Items listed in a dataset:
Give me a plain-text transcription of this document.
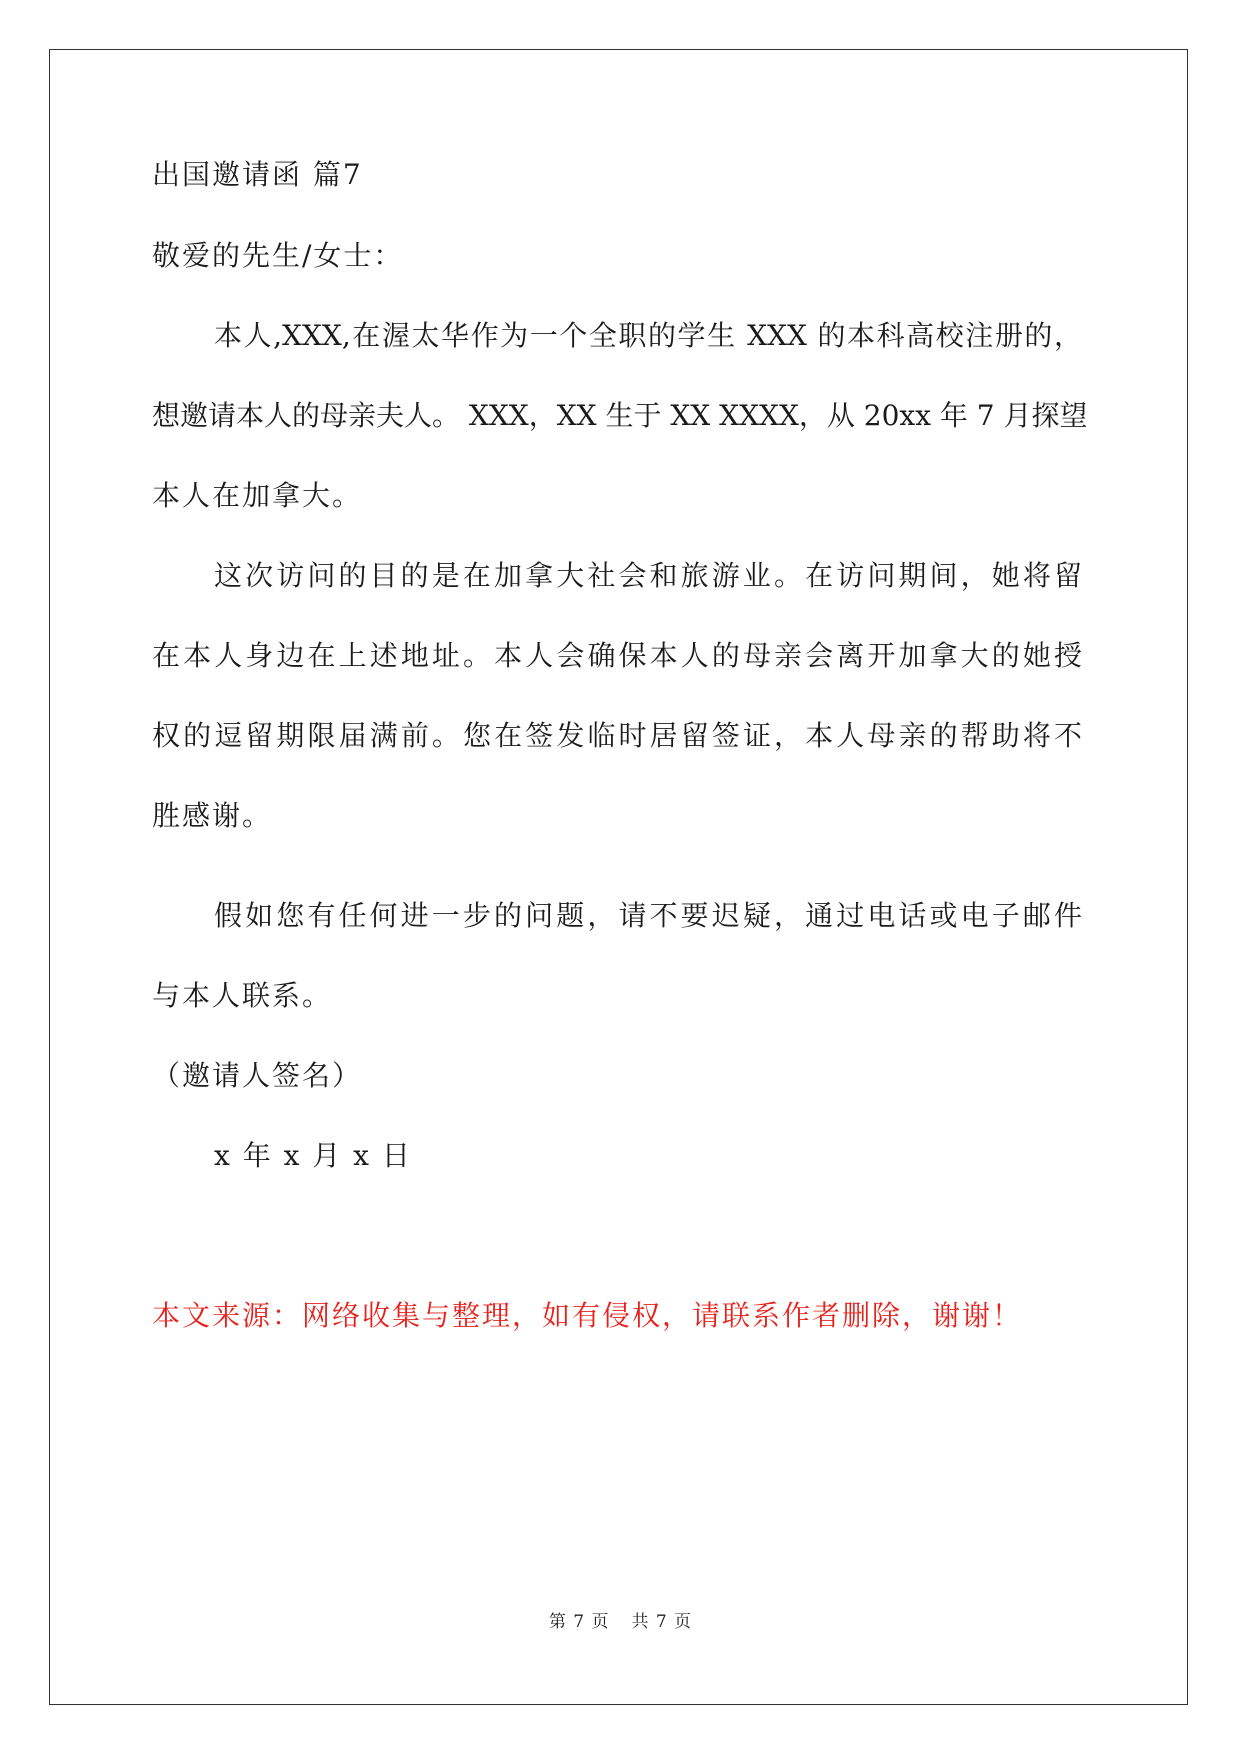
出国邀请函 篇7
敬爱的先生/女士：
本人,XXX,在渥太华作为一个全职的学生 XXX 的本科高校注册的，
想邀请本人的母亲夫人。 XXX，XX 生于 XX XXXX，从 20xx 年 7 月探望
本人在加拿大。
这次访问的目的是在加拿大社会和旅游业。在访问期间，她将留
在本人身边在上述地址。本人会确保本人的母亲会离开加拿大的她授
权的逗留期限届满前。您在签发临时居留签证，本人母亲的帮助将不
胜感谢。
假如您有任何进一步的问题，请不要迟疑，通过电话或电子邮件
与本人联系。
（邀请人签名）
x 年 x 月 x 日
本文来源：网络收集与整理，如有侵权，请联系作者删除，谢谢！
第 7 页 共 7 页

What is asked:
Except for the pictures, reproduce every line exactly.

The output:
Give me a plain-text transcription of this document.
出国邀请函 篇7
敬爱的先生/女士：
本人,XXX,在渥太华作为一个全职的学生 XXX 的本科高校注册的，
想邀请本人的母亲夫人。 XXX，XX 生于 XX XXXX，从 20xx 年 7 月探望
本人在加拿大。
这次访问的目的是在加拿大社会和旅游业。在访问期间，她将留
在本人身边在上述地址。本人会确保本人的母亲会离开加拿大的她授
权的逗留期限届满前。您在签发临时居留签证，本人母亲的帮助将不
胜感谢。
假如您有任何进一步的问题，请不要迟疑，通过电话或电子邮件
与本人联系。
（邀请人签名）
x 年 x 月 x 日
本文来源：网络收集与整理，如有侵权，请联系作者删除，谢谢！
第 7 页 共 7 页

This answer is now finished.